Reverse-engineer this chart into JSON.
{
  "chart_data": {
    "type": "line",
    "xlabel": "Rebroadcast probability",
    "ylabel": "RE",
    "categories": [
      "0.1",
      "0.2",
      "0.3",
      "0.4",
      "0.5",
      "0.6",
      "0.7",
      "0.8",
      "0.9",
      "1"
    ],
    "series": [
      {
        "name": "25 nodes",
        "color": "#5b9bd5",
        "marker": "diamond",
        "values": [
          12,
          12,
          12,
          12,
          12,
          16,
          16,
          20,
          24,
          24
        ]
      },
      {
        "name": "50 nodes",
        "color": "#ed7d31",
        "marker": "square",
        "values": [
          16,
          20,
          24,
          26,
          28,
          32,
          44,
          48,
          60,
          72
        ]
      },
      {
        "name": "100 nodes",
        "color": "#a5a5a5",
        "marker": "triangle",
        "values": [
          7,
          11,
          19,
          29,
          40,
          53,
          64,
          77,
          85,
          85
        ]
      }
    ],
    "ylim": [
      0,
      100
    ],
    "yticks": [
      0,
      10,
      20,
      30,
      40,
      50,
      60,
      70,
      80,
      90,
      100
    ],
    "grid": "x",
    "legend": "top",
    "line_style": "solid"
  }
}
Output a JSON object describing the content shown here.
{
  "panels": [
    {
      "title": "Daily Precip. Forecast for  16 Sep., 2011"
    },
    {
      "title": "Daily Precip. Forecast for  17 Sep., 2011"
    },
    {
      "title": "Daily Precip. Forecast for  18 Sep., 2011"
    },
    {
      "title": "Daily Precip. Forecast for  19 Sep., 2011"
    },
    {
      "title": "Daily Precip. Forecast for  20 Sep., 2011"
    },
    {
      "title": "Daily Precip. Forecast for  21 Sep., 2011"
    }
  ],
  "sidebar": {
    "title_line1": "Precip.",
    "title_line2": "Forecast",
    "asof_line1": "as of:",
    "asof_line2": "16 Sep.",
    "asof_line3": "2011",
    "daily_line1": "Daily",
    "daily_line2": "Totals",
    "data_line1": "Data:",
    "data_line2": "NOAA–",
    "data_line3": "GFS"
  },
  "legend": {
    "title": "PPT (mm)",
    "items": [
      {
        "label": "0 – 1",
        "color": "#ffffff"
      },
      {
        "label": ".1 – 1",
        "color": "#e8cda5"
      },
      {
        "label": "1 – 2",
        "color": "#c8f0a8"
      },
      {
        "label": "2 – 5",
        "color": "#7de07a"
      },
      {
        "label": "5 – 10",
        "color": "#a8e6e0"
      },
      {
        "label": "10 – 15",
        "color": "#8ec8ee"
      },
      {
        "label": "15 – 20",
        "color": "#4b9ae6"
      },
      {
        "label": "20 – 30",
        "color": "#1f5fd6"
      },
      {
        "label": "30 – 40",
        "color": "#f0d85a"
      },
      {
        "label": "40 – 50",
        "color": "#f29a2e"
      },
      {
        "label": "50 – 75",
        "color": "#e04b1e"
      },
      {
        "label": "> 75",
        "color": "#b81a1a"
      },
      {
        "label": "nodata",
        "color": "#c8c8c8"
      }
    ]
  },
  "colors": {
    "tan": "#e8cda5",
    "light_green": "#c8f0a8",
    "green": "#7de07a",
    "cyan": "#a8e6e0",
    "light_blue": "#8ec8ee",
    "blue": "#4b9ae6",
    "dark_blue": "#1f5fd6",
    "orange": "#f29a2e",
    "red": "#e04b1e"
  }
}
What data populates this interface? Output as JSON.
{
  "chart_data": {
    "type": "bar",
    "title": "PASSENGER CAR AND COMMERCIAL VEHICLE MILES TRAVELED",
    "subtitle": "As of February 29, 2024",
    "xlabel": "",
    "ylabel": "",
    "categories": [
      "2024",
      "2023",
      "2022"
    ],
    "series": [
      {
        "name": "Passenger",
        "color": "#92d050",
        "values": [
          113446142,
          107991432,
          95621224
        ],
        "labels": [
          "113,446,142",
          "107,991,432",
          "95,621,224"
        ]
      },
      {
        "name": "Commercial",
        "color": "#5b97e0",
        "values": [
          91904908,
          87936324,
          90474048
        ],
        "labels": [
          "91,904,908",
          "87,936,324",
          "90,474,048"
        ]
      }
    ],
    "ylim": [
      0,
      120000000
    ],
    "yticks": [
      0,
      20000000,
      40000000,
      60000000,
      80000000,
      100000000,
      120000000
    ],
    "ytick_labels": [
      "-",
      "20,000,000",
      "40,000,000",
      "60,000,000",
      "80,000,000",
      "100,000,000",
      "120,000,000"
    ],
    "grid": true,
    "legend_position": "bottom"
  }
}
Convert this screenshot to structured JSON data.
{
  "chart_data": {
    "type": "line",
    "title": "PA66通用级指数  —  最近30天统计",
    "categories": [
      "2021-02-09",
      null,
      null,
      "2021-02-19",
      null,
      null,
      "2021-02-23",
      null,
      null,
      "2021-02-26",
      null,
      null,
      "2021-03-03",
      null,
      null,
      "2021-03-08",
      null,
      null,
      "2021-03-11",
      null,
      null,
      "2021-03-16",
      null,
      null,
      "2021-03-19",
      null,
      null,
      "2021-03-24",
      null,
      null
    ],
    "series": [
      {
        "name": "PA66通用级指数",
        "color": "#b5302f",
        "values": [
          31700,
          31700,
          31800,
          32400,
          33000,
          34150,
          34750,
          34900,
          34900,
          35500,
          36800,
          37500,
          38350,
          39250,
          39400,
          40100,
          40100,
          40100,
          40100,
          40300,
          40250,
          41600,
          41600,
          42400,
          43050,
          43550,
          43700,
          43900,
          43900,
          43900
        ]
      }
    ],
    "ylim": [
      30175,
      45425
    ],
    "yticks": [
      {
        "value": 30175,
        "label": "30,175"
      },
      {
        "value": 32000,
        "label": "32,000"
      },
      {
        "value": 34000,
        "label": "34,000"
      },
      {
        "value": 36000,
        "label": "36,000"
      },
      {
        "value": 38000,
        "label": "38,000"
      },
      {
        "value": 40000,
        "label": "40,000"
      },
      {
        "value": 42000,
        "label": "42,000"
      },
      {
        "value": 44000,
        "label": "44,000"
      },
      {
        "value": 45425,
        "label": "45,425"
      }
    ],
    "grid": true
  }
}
· · · · · · ·
*AIM OF THE TASK*.
Type out the entries again, word for word.

*TASK RESPONSE*.
Reverse-engineer this chart into JSON.
{
  "chart_data": {
    "type": "line",
    "xlabel": "Rebroadcast probability",
    "ylabel": "RE",
    "categories": [
      "0.1",
      "0.2",
      "0.3",
      "0.4",
      "0.5",
      "0.6",
      "0.7",
      "0.8",
      "0.9",
      "1"
    ],
    "series": [
      {
        "name": "25 nodes",
        "color": "#5b9bd5",
        "marker": "diamond",
        "values": [
          12,
          12,
          12,
          12,
          12,
          16,
          16,
          20,
          24,
          24
        ]
      },
      {
        "name": "50 nodes",
        "color": "#ed7d31",
        "marker": "square",
        "values": [
          16,
          20,
          24,
          26,
          28,
          32,
          44,
          48,
          60,
          72
        ]
      },
      {
        "name": "100 nodes",
        "color": "#a5a5a5",
        "marker": "triangle",
        "values": [
          7,
          11,
          19,
          29,
          40,
          53,
          64,
          77,
          85,
          85
        ]
      }
    ],
    "ylim": [
      0,
      100
    ],
    "yticks": [
      0,
      10,
      20,
      30,
      40,
      50,
      60,
      70,
      80,
      90,
      100
    ],
    "grid": "x",
    "legend": "top",
    "line_style": "solid"
  }
}
Output a JSON object describing the content shown here.
{
  "panels": [
    {
      "title": "Daily Precip. Forecast for  16 Sep., 2011"
    },
    {
      "title": "Daily Precip. Forecast for  17 Sep., 2011"
    },
    {
      "title": "Daily Precip. Forecast for  18 Sep., 2011"
    },
    {
      "title": "Daily Precip. Forecast for  19 Sep., 2011"
    },
    {
      "title": "Daily Precip. Forecast for  20 Sep., 2011"
    },
    {
      "title": "Daily Precip. Forecast for  21 Sep., 2011"
    }
  ],
  "sidebar": {
    "title_line1": "Precip.",
    "title_line2": "Forecast",
    "asof_line1": "as of:",
    "asof_line2": "16 Sep.",
    "asof_line3": "2011",
    "daily_line1": "Daily",
    "daily_line2": "Totals",
    "data_line1": "Data:",
    "data_line2": "NOAA–",
    "data_line3": "GFS"
  },
  "legend": {
    "title": "PPT (mm)",
    "items": [
      {
        "label": "0 – 1",
        "color": "#ffffff"
      },
      {
        "label": ".1 – 1",
        "color": "#e8cda5"
      },
      {
        "label": "1 – 2",
        "color": "#c8f0a8"
      },
      {
        "label": "2 – 5",
        "color": "#7de07a"
      },
      {
        "label": "5 – 10",
        "color": "#a8e6e0"
      },
      {
        "label": "10 – 15",
        "color": "#8ec8ee"
      },
      {
        "label": "15 – 20",
        "color": "#4b9ae6"
      },
      {
        "label": "20 – 30",
        "color": "#1f5fd6"
      },
      {
        "label": "30 – 40",
        "color": "#f0d85a"
      },
      {
        "label": "40 – 50",
        "color": "#f29a2e"
      },
      {
        "label": "50 – 75",
        "color": "#e04b1e"
      },
      {
        "label": "> 75",
        "color": "#b81a1a"
      },
      {
        "label": "nodata",
        "color": "#c8c8c8"
      }
    ]
  },
  "colors": {
    "tan": "#e8cda5",
    "light_green": "#c8f0a8",
    "green": "#7de07a",
    "cyan": "#a8e6e0",
    "light_blue": "#8ec8ee",
    "blue": "#4b9ae6",
    "dark_blue": "#1f5fd6",
    "orange": "#f29a2e",
    "red": "#e04b1e"
  }
}
What data populates this interface? Output as JSON.
{
  "chart_data": {
    "type": "bar",
    "title": "PASSENGER CAR AND COMMERCIAL VEHICLE MILES TRAVELED",
    "subtitle": "As of February 29, 2024",
    "xlabel": "",
    "ylabel": "",
    "categories": [
      "2024",
      "2023",
      "2022"
    ],
    "series": [
      {
        "name": "Passenger",
        "color": "#92d050",
        "values": [
          113446142,
          107991432,
          95621224
        ],
        "labels": [
          "113,446,142",
          "107,991,432",
          "95,621,224"
        ]
      },
      {
        "name": "Commercial",
        "color": "#5b97e0",
        "values": [
          91904908,
          87936324,
          90474048
        ],
        "labels": [
          "91,904,908",
          "87,936,324",
          "90,474,048"
        ]
      }
    ],
    "ylim": [
      0,
      120000000
    ],
    "yticks": [
      0,
      20000000,
      40000000,
      60000000,
      80000000,
      100000000,
      120000000
    ],
    "ytick_labels": [
      "-",
      "20,000,000",
      "40,000,000",
      "60,000,000",
      "80,000,000",
      "100,000,000",
      "120,000,000"
    ],
    "grid": true,
    "legend_position": "bottom"
  }
}
Convert this screenshot to structured JSON data.
{
  "chart_data": {
    "type": "line",
    "title": "PA66通用级指数  —  最近30天统计",
    "categories": [
      "2021-02-09",
      null,
      null,
      "2021-02-19",
      null,
      null,
      "2021-02-23",
      null,
      null,
      "2021-02-26",
      null,
      null,
      "2021-03-03",
      null,
      null,
      "2021-03-08",
      null,
      null,
      "2021-03-11",
      null,
      null,
      "2021-03-16",
      null,
      null,
      "2021-03-19",
      null,
      null,
      "2021-03-24",
      null,
      null
    ],
    "series": [
      {
        "name": "PA66通用级指数",
        "color": "#b5302f",
        "values": [
          31700,
          31700,
          31800,
          32400,
          33000,
          34150,
          34750,
          34900,
          34900,
          35500,
          36800,
          37500,
          38350,
          39250,
          39400,
          40100,
          40100,
          40100,
          40100,
          40300,
          40250,
          41600,
          41600,
          42400,
          43050,
          43550,
          43700,
          43900,
          43900,
          43900
        ]
      }
    ],
    "ylim": [
      30175,
      45425
    ],
    "yticks": [
      {
        "value": 30175,
        "label": "30,175"
      },
      {
        "value": 32000,
        "label": "32,000"
      },
      {
        "value": 34000,
        "label": "34,000"
      },
      {
        "value": 36000,
        "label": "36,000"
      },
      {
        "value": 38000,
        "label": "38,000"
      },
      {
        "value": 40000,
        "label": "40,000"
      },
      {
        "value": 42000,
        "label": "42,000"
      },
      {
        "value": 44000,
        "label": "44,000"
      },
      {
        "value": 45425,
        "label": "45,425"
      }
    ],
    "grid": true
  }
}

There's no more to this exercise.